- _Aim of the task_
Reproduce every one of the entries below verbatim, keeping them in the same order.

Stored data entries

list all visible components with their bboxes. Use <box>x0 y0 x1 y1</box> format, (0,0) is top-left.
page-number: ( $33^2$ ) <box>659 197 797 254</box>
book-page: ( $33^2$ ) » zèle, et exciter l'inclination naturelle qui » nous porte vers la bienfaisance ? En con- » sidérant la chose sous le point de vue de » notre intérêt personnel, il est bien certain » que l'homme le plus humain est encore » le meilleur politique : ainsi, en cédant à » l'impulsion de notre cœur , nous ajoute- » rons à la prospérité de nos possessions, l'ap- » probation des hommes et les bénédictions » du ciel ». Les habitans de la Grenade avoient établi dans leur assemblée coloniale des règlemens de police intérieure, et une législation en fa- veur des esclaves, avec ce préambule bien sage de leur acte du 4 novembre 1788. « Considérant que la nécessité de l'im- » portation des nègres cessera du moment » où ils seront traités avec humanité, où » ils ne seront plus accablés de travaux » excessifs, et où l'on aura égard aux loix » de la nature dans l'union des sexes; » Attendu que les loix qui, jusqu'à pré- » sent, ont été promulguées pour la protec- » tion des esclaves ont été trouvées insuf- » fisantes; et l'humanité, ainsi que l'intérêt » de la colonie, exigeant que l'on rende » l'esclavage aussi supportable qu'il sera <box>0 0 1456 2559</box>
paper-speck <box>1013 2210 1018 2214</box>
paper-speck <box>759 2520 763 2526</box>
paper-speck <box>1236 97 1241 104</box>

- _Full answer_
list all visible components with their bboxes. Use <box>x0 y0 x1 y1</box> format, (0,0) is top-left.
page-number: ( $33^2$ ) <box>659 197 797 254</box>
book-page: ( $33^2$ ) » zèle, et exciter l'inclination naturelle qui » nous porte vers la bienfaisance ? En con- » sidérant la chose sous le point de vue de » notre intérêt personnel, il est bien certain » que l'homme le plus humain est encore » le meilleur politique : ainsi, en cédant à » l'impulsion de notre cœur , nous ajoute- » rons à la prospérité de nos possessions, l'ap- » probation des hommes et les bénédictions » du ciel ». Les habitans de la Grenade avoient établi dans leur assemblée coloniale des règlemens de police intérieure, et une législation en fa- veur des esclaves, avec ce préambule bien sage de leur acte du 4 novembre 1788. « Considérant que la nécessité de l'im- » portation des nègres cessera du moment » où ils seront traités avec humanité, où » ils ne seront plus accablés de travaux » excessifs, et où l'on aura égard aux loix » de la nature dans l'union des sexes; » Attendu que les loix qui, jusqu'à pré- » sent, ont été promulguées pour la protec- » tion des esclaves ont été trouvées insuf- » fisantes; et l'humanité, ainsi que l'intérêt » de la colonie, exigeant que l'on rende » l'esclavage aussi supportable qu'il sera <box>0 0 1456 2559</box>
paper-speck <box>1013 2210 1018 2214</box>
paper-speck <box>759 2520 763 2526</box>
paper-speck <box>1236 97 1241 104</box>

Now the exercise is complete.